_WHAT THE TASK REQUIRES_: Transcribe the listing that follows in full, omitting pictures.

--------------------

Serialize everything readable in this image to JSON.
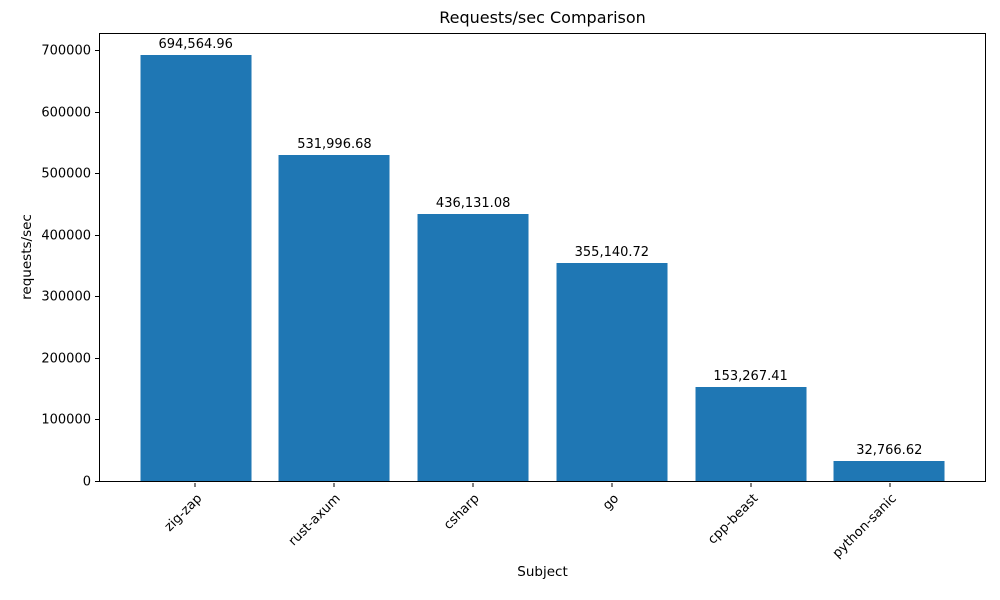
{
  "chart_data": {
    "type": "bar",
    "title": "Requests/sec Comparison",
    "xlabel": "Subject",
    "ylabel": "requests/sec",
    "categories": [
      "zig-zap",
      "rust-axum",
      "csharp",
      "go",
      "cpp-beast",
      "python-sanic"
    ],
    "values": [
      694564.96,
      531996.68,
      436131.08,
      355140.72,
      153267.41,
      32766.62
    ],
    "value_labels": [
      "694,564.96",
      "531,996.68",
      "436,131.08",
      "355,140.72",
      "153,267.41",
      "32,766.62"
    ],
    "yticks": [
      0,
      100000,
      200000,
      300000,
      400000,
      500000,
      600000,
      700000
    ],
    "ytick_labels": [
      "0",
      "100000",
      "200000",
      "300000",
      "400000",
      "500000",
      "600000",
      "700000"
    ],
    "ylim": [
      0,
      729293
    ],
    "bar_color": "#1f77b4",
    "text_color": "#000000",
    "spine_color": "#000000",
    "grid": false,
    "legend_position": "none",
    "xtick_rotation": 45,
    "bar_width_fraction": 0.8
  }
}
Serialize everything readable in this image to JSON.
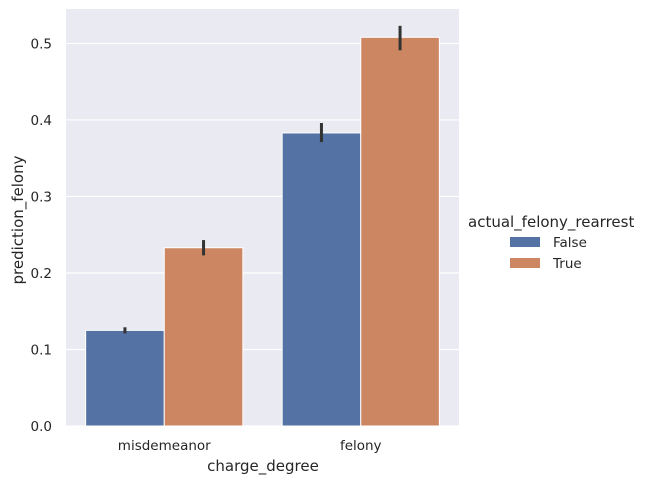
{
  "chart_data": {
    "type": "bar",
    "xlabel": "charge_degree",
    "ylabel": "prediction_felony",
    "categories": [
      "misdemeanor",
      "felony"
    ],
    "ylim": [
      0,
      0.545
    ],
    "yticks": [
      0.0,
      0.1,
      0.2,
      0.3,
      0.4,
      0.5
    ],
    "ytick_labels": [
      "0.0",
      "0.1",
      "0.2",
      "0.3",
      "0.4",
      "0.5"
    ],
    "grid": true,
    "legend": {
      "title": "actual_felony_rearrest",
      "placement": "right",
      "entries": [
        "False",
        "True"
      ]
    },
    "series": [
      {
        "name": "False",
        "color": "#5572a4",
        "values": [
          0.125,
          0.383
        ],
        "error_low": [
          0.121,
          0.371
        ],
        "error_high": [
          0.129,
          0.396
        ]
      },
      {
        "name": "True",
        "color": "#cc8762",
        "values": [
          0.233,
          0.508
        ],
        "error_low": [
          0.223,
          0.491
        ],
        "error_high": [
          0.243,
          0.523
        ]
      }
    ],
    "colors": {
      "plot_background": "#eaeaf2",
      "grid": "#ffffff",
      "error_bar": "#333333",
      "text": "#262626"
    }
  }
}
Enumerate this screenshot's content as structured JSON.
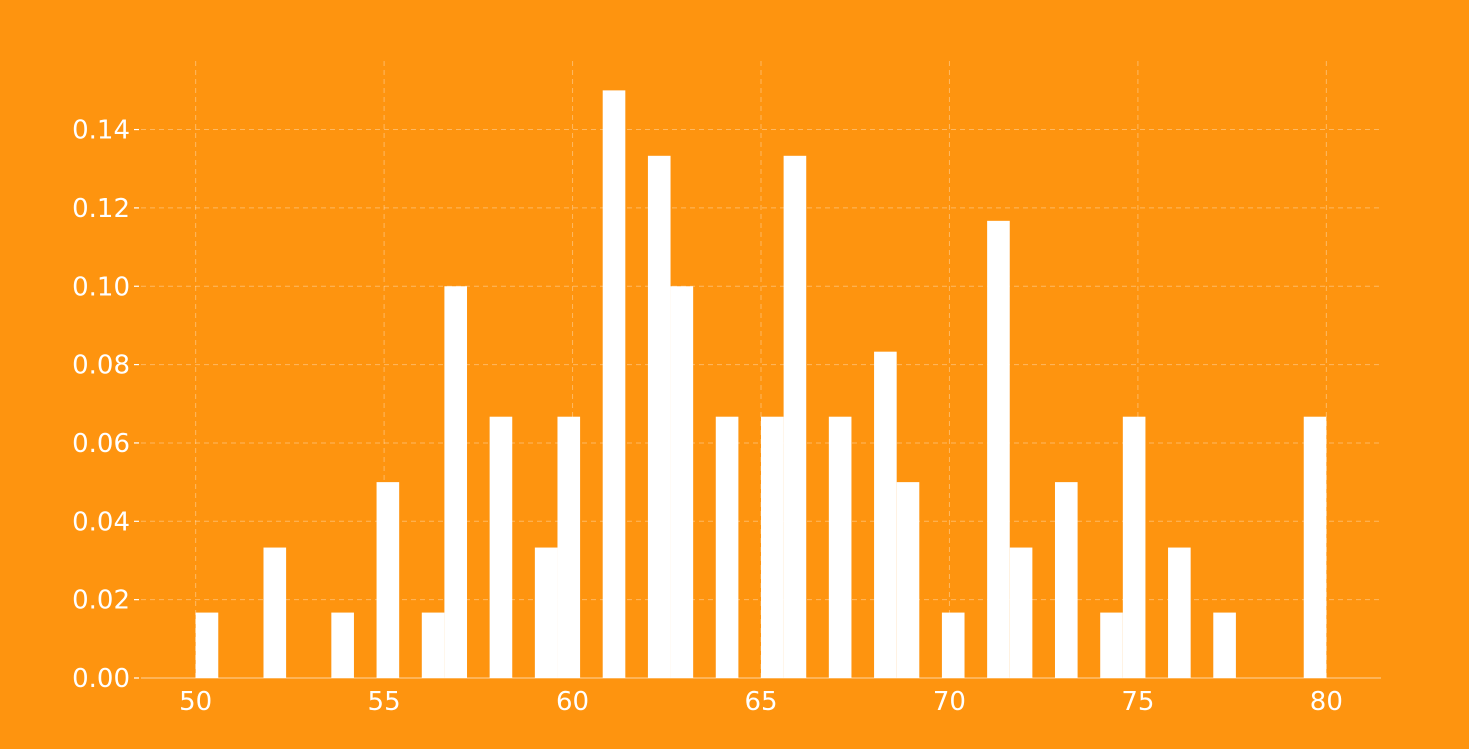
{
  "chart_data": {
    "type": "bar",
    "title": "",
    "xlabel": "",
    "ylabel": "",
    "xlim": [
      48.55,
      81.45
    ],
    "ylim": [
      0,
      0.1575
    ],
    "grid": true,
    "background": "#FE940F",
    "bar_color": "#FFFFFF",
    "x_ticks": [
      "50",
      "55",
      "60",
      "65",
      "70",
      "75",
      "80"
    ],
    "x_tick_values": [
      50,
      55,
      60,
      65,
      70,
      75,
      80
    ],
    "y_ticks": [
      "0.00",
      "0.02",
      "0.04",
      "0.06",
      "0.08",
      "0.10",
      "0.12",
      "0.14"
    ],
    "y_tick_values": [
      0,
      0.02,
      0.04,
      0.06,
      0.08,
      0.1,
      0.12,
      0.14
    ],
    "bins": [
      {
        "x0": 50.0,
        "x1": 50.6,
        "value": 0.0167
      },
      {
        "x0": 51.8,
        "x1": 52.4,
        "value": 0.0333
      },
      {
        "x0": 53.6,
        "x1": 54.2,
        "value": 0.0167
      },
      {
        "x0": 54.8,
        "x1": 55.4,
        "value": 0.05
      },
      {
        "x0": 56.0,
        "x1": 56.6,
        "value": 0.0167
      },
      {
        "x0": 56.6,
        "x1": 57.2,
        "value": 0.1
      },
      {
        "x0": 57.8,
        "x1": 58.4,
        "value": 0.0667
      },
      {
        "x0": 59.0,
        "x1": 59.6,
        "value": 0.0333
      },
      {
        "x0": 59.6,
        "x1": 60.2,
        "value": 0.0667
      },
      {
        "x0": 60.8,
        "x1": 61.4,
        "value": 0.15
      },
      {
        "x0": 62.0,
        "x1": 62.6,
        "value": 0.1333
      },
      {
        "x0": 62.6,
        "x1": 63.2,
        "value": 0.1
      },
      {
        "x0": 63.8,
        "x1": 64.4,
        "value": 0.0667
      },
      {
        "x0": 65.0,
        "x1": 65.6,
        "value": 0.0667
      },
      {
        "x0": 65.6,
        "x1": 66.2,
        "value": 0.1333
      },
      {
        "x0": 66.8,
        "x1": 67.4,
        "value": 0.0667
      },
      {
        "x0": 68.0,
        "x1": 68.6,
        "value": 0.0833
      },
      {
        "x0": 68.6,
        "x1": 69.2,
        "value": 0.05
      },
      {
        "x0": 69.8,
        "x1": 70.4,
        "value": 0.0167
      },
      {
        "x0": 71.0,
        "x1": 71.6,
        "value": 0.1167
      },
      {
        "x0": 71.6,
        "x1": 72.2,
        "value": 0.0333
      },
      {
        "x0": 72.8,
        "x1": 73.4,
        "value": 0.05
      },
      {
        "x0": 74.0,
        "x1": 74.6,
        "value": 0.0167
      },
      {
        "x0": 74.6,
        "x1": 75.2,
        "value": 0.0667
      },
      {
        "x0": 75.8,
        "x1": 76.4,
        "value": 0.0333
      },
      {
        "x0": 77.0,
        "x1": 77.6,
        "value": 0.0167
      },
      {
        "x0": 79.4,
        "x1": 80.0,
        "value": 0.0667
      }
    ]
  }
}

--------------------

_EXERCISE OUTPUT_:
Serialize everything readable in this image to JSON.
{
  "chart_data": {
    "type": "bar",
    "title": "Requests/sec Comparison",
    "xlabel": "Subject",
    "ylabel": "requests/sec",
    "categories": [
      "zig-zap",
      "rust-axum",
      "csharp",
      "go",
      "cpp-beast",
      "python-sanic"
    ],
    "values": [
      694564.96,
      531996.68,
      436131.08,
      355140.72,
      153267.41,
      32766.62
    ],
    "value_labels": [
      "694,564.96",
      "531,996.68",
      "436,131.08",
      "355,140.72",
      "153,267.41",
      "32,766.62"
    ],
    "yticks": [
      0,
      100000,
      200000,
      300000,
      400000,
      500000,
      600000,
      700000
    ],
    "ytick_labels": [
      "0",
      "100000",
      "200000",
      "300000",
      "400000",
      "500000",
      "600000",
      "700000"
    ],
    "ylim": [
      0,
      729293
    ],
    "bar_color": "#1f77b4",
    "text_color": "#000000",
    "spine_color": "#000000",
    "grid": false,
    "legend_position": "none",
    "xtick_rotation": 45,
    "bar_width_fraction": 0.8
  }
}
Serialize everything readable in this image to JSON.
{
  "chart_data": {
    "type": "bar",
    "xlabel": "charge_degree",
    "ylabel": "prediction_felony",
    "categories": [
      "misdemeanor",
      "felony"
    ],
    "ylim": [
      0,
      0.545
    ],
    "yticks": [
      0.0,
      0.1,
      0.2,
      0.3,
      0.4,
      0.5
    ],
    "ytick_labels": [
      "0.0",
      "0.1",
      "0.2",
      "0.3",
      "0.4",
      "0.5"
    ],
    "grid": true,
    "legend": {
      "title": "actual_felony_rearrest",
      "placement": "right",
      "entries": [
        "False",
        "True"
      ]
    },
    "series": [
      {
        "name": "False",
        "color": "#5572a4",
        "values": [
          0.125,
          0.383
        ],
        "error_low": [
          0.121,
          0.371
        ],
        "error_high": [
          0.129,
          0.396
        ]
      },
      {
        "name": "True",
        "color": "#cc8762",
        "values": [
          0.233,
          0.508
        ],
        "error_low": [
          0.223,
          0.491
        ],
        "error_high": [
          0.243,
          0.523
        ]
      }
    ],
    "colors": {
      "plot_background": "#eaeaf2",
      "grid": "#ffffff",
      "error_bar": "#333333",
      "text": "#262626"
    }
  }
}
Enumerate this screenshot's content as structured JSON.
{
  "chart_data": {
    "type": "bar",
    "title": "",
    "xlabel": "",
    "ylabel": "",
    "xlim": [
      48.55,
      81.45
    ],
    "ylim": [
      0,
      0.1575
    ],
    "grid": true,
    "background": "#FE940F",
    "bar_color": "#FFFFFF",
    "x_ticks": [
      "50",
      "55",
      "60",
      "65",
      "70",
      "75",
      "80"
    ],
    "x_tick_values": [
      50,
      55,
      60,
      65,
      70,
      75,
      80
    ],
    "y_ticks": [
      "0.00",
      "0.02",
      "0.04",
      "0.06",
      "0.08",
      "0.10",
      "0.12",
      "0.14"
    ],
    "y_tick_values": [
      0,
      0.02,
      0.04,
      0.06,
      0.08,
      0.1,
      0.12,
      0.14
    ],
    "bins": [
      {
        "x0": 50.0,
        "x1": 50.6,
        "value": 0.0167
      },
      {
        "x0": 51.8,
        "x1": 52.4,
        "value": 0.0333
      },
      {
        "x0": 53.6,
        "x1": 54.2,
        "value": 0.0167
      },
      {
        "x0": 54.8,
        "x1": 55.4,
        "value": 0.05
      },
      {
        "x0": 56.0,
        "x1": 56.6,
        "value": 0.0167
      },
      {
        "x0": 56.6,
        "x1": 57.2,
        "value": 0.1
      },
      {
        "x0": 57.8,
        "x1": 58.4,
        "value": 0.0667
      },
      {
        "x0": 59.0,
        "x1": 59.6,
        "value": 0.0333
      },
      {
        "x0": 59.6,
        "x1": 60.2,
        "value": 0.0667
      },
      {
        "x0": 60.8,
        "x1": 61.4,
        "value": 0.15
      },
      {
        "x0": 62.0,
        "x1": 62.6,
        "value": 0.1333
      },
      {
        "x0": 62.6,
        "x1": 63.2,
        "value": 0.1
      },
      {
        "x0": 63.8,
        "x1": 64.4,
        "value": 0.0667
      },
      {
        "x0": 65.0,
        "x1": 65.6,
        "value": 0.0667
      },
      {
        "x0": 65.6,
        "x1": 66.2,
        "value": 0.1333
      },
      {
        "x0": 66.8,
        "x1": 67.4,
        "value": 0.0667
      },
      {
        "x0": 68.0,
        "x1": 68.6,
        "value": 0.0833
      },
      {
        "x0": 68.6,
        "x1": 69.2,
        "value": 0.05
      },
      {
        "x0": 69.8,
        "x1": 70.4,
        "value": 0.0167
      },
      {
        "x0": 71.0,
        "x1": 71.6,
        "value": 0.1167
      },
      {
        "x0": 71.6,
        "x1": 72.2,
        "value": 0.0333
      },
      {
        "x0": 72.8,
        "x1": 73.4,
        "value": 0.05
      },
      {
        "x0": 74.0,
        "x1": 74.6,
        "value": 0.0167
      },
      {
        "x0": 74.6,
        "x1": 75.2,
        "value": 0.0667
      },
      {
        "x0": 75.8,
        "x1": 76.4,
        "value": 0.0333
      },
      {
        "x0": 77.0,
        "x1": 77.6,
        "value": 0.0167
      },
      {
        "x0": 79.4,
        "x1": 80.0,
        "value": 0.0667
      }
    ]
  }
}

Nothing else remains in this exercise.